[start MATERIAL FOR THIS EXERCISE]

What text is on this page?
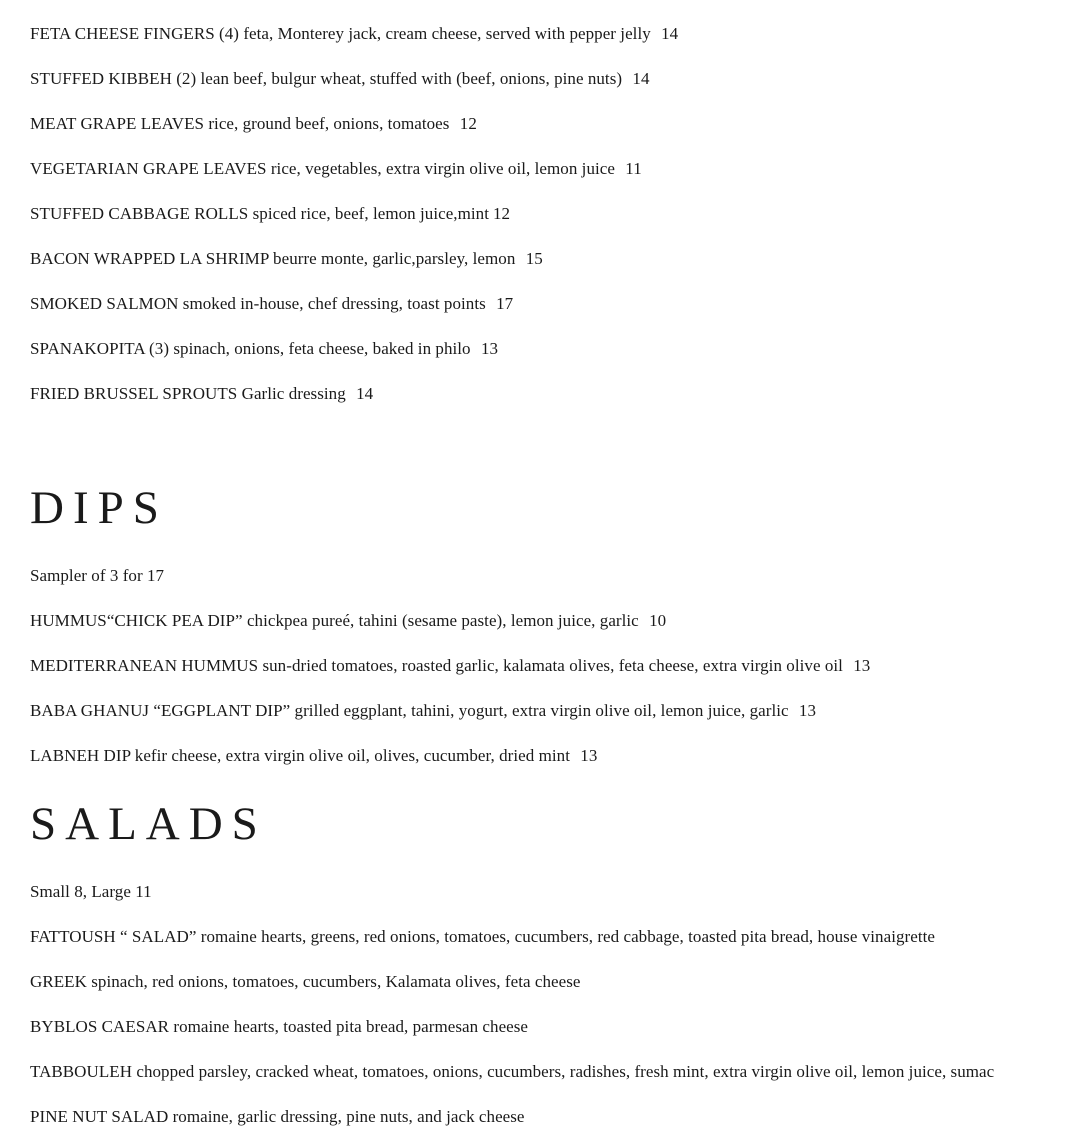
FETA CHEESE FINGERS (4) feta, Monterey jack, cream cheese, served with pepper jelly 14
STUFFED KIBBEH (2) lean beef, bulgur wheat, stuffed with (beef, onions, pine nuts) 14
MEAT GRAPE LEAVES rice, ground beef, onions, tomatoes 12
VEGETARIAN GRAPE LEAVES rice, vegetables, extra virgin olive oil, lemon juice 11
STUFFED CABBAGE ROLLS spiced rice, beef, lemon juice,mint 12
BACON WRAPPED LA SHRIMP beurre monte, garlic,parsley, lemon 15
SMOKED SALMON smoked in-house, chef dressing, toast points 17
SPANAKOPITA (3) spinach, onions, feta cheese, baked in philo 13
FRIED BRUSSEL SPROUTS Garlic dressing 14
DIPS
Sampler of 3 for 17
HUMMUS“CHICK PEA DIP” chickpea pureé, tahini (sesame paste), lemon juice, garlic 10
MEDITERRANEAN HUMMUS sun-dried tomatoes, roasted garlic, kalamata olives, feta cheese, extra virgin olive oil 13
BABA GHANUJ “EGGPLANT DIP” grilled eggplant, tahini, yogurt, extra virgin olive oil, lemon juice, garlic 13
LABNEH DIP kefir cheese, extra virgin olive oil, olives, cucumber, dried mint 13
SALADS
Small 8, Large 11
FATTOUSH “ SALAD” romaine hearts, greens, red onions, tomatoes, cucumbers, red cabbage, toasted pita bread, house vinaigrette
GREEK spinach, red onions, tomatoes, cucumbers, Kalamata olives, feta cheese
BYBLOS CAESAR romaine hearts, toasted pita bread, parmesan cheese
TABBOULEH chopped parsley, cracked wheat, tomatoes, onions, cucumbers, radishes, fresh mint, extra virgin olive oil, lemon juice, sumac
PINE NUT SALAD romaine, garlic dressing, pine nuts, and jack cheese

[end MATERIAL FOR THIS EXERCISE]
[start MATERIAL FOR THIS EXERCISE]

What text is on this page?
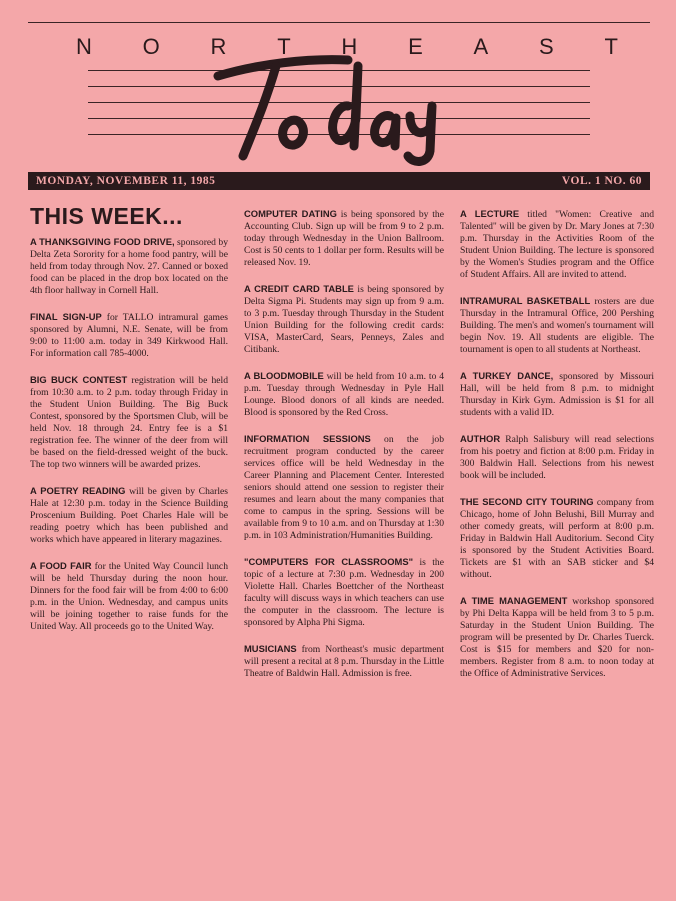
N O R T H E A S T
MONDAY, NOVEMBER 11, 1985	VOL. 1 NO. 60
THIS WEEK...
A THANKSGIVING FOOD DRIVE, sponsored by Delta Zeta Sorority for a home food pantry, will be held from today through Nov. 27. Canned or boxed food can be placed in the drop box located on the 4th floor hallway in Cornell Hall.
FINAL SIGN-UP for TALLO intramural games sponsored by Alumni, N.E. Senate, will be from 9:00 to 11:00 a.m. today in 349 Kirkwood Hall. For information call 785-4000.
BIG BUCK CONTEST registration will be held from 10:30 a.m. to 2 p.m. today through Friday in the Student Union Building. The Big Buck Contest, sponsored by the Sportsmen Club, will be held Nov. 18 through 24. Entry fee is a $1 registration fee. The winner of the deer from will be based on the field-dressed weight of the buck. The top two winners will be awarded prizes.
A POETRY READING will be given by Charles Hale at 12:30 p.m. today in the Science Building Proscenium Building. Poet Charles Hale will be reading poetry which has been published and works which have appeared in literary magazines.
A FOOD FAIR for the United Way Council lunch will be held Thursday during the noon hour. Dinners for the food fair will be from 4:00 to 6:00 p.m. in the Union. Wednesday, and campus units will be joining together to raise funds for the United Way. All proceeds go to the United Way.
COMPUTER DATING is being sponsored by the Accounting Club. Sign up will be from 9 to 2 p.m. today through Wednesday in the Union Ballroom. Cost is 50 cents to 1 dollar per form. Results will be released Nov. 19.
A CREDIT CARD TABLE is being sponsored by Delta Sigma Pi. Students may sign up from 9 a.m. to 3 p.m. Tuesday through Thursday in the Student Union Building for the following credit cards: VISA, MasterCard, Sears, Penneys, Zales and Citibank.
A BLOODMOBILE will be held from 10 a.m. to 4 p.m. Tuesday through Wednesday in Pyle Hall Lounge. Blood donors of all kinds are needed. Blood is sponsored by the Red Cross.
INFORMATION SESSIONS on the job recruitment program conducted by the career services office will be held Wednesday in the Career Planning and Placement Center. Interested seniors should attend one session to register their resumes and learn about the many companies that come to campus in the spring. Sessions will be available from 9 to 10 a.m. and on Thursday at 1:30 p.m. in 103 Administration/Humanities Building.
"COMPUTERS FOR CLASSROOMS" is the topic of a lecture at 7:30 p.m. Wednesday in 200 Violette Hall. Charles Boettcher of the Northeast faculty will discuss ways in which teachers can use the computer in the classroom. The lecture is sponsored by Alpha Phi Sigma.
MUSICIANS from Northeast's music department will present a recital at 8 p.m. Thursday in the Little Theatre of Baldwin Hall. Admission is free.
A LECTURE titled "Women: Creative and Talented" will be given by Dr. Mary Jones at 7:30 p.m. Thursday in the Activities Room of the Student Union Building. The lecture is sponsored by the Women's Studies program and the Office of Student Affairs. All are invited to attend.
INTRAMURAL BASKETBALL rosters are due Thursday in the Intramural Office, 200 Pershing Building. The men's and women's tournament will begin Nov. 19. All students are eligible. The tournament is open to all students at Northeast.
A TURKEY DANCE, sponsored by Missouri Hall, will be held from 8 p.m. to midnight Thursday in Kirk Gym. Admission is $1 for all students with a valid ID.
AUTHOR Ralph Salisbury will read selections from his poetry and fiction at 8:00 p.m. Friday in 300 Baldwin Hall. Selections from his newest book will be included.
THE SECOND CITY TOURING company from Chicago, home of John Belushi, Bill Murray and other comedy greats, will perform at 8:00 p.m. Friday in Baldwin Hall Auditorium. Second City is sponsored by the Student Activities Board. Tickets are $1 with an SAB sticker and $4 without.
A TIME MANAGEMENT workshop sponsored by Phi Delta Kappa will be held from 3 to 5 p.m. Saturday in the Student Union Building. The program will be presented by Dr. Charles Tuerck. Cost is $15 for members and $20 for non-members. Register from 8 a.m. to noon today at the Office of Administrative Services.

[end MATERIAL FOR THIS EXERCISE]

● **PROBLEM**: Copy out each line of the records that holds the string "dressing".

● **TASK RESPONSE**:
SMOKED SALMON smoked in-house, chef dressing, toast points 17
FRIED BRUSSEL SPROUTS Garlic dressing 14
PINE NUT SALAD romaine, garlic dressing, pine nuts, and jack cheese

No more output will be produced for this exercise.